* **EXERCISE BRIEF**: Below are some entries; can you quote all of them exactly?

start PROVIDED ENTRIES

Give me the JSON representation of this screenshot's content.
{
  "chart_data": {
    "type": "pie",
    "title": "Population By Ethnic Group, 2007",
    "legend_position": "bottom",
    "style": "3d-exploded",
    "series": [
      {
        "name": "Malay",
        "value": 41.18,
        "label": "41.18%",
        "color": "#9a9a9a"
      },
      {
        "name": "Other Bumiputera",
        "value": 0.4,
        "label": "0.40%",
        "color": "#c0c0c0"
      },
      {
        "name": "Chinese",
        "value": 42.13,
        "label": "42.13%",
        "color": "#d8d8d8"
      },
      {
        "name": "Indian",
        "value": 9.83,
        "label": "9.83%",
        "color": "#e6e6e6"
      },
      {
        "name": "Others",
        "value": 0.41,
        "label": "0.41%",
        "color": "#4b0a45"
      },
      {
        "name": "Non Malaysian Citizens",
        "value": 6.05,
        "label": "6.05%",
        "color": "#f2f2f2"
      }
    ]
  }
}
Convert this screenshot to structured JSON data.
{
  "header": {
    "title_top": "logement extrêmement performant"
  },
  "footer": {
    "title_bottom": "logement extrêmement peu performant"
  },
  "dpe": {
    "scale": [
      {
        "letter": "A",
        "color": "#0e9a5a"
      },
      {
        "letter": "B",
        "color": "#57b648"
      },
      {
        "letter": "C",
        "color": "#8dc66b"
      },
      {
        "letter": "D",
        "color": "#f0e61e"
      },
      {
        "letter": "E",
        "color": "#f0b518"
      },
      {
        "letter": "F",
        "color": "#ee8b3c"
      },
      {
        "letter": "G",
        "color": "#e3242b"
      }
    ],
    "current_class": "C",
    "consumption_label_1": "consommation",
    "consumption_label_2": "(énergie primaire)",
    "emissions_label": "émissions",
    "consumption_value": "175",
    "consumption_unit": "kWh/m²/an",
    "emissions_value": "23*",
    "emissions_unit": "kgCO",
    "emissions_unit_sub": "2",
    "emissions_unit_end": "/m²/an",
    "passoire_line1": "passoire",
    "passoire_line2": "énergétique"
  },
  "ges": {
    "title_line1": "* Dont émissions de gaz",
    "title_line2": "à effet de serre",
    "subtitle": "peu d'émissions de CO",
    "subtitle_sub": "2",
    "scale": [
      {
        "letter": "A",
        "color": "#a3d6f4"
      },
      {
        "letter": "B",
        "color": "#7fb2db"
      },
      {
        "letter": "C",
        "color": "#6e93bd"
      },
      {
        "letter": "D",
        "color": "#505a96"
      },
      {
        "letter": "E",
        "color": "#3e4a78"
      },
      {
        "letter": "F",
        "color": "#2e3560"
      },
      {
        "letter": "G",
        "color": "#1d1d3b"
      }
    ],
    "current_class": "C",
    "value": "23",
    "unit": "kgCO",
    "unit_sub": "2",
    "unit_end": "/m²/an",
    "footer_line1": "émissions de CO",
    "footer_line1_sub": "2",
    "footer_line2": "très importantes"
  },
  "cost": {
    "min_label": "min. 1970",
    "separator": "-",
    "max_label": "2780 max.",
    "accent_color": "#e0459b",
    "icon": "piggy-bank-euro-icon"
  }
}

end PROVIDED ENTRIES

* **WORKED SOLUTION**:
Give me the JSON representation of this screenshot's content.
{
  "chart_data": {
    "type": "pie",
    "title": "Population By Ethnic Group, 2007",
    "legend_position": "bottom",
    "style": "3d-exploded",
    "series": [
      {
        "name": "Malay",
        "value": 41.18,
        "label": "41.18%",
        "color": "#9a9a9a"
      },
      {
        "name": "Other Bumiputera",
        "value": 0.4,
        "label": "0.40%",
        "color": "#c0c0c0"
      },
      {
        "name": "Chinese",
        "value": 42.13,
        "label": "42.13%",
        "color": "#d8d8d8"
      },
      {
        "name": "Indian",
        "value": 9.83,
        "label": "9.83%",
        "color": "#e6e6e6"
      },
      {
        "name": "Others",
        "value": 0.41,
        "label": "0.41%",
        "color": "#4b0a45"
      },
      {
        "name": "Non Malaysian Citizens",
        "value": 6.05,
        "label": "6.05%",
        "color": "#f2f2f2"
      }
    ]
  }
}
Convert this screenshot to structured JSON data.
{
  "header": {
    "title_top": "logement extrêmement performant"
  },
  "footer": {
    "title_bottom": "logement extrêmement peu performant"
  },
  "dpe": {
    "scale": [
      {
        "letter": "A",
        "color": "#0e9a5a"
      },
      {
        "letter": "B",
        "color": "#57b648"
      },
      {
        "letter": "C",
        "color": "#8dc66b"
      },
      {
        "letter": "D",
        "color": "#f0e61e"
      },
      {
        "letter": "E",
        "color": "#f0b518"
      },
      {
        "letter": "F",
        "color": "#ee8b3c"
      },
      {
        "letter": "G",
        "color": "#e3242b"
      }
    ],
    "current_class": "C",
    "consumption_label_1": "consommation",
    "consumption_label_2": "(énergie primaire)",
    "emissions_label": "émissions",
    "consumption_value": "175",
    "consumption_unit": "kWh/m²/an",
    "emissions_value": "23*",
    "emissions_unit": "kgCO",
    "emissions_unit_sub": "2",
    "emissions_unit_end": "/m²/an",
    "passoire_line1": "passoire",
    "passoire_line2": "énergétique"
  },
  "ges": {
    "title_line1": "* Dont émissions de gaz",
    "title_line2": "à effet de serre",
    "subtitle": "peu d'émissions de CO",
    "subtitle_sub": "2",
    "scale": [
      {
        "letter": "A",
        "color": "#a3d6f4"
      },
      {
        "letter": "B",
        "color": "#7fb2db"
      },
      {
        "letter": "C",
        "color": "#6e93bd"
      },
      {
        "letter": "D",
        "color": "#505a96"
      },
      {
        "letter": "E",
        "color": "#3e4a78"
      },
      {
        "letter": "F",
        "color": "#2e3560"
      },
      {
        "letter": "G",
        "color": "#1d1d3b"
      }
    ],
    "current_class": "C",
    "value": "23",
    "unit": "kgCO",
    "unit_sub": "2",
    "unit_end": "/m²/an",
    "footer_line1": "émissions de CO",
    "footer_line1_sub": "2",
    "footer_line2": "très importantes"
  },
  "cost": {
    "min_label": "min. 1970",
    "separator": "-",
    "max_label": "2780 max.",
    "accent_color": "#e0459b",
    "icon": "piggy-bank-euro-icon"
  }
}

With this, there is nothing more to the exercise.